DO THIS
Copy out every line containing the word "color".

GIVEN INFORMATION
● ● ● ● ● ● ●

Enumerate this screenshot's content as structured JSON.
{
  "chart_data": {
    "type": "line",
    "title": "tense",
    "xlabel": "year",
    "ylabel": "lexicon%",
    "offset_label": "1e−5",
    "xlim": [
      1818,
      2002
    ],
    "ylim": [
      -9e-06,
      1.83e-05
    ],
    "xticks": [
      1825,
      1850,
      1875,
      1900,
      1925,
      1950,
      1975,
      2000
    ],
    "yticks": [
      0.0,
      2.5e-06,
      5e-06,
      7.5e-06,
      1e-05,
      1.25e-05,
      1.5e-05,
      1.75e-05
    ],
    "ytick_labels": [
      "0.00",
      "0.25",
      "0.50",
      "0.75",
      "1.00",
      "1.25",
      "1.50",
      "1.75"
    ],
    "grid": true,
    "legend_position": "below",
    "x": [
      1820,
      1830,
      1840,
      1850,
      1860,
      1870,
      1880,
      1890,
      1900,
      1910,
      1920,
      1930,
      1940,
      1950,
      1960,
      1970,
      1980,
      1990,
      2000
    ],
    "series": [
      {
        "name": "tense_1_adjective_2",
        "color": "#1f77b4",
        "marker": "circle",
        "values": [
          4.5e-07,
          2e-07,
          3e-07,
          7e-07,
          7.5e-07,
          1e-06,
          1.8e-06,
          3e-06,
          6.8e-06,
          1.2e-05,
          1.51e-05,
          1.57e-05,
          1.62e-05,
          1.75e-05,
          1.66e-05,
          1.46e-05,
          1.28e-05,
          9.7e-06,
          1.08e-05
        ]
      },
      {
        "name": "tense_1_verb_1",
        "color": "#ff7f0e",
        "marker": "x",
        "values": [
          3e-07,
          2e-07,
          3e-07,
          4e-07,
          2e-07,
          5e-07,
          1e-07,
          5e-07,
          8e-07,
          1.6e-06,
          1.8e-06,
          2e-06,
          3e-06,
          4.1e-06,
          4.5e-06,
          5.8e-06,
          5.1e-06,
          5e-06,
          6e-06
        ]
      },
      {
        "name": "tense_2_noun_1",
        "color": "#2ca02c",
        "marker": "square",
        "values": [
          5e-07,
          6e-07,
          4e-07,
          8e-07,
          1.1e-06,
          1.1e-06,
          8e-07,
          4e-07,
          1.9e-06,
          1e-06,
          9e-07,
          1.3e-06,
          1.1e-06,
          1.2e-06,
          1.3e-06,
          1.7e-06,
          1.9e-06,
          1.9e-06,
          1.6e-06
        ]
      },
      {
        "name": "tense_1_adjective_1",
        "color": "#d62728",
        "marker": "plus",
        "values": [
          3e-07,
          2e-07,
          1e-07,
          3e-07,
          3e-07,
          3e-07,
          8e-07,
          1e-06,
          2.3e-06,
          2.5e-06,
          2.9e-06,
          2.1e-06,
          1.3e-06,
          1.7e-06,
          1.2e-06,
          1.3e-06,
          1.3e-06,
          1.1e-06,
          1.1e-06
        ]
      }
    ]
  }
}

● ● ● ● ● ● ●

TASK SOLUTION
        "color": "#1f77b4",
        "color": "#ff7f0e",
        "color": "#2ca02c",
        "color": "#d62728",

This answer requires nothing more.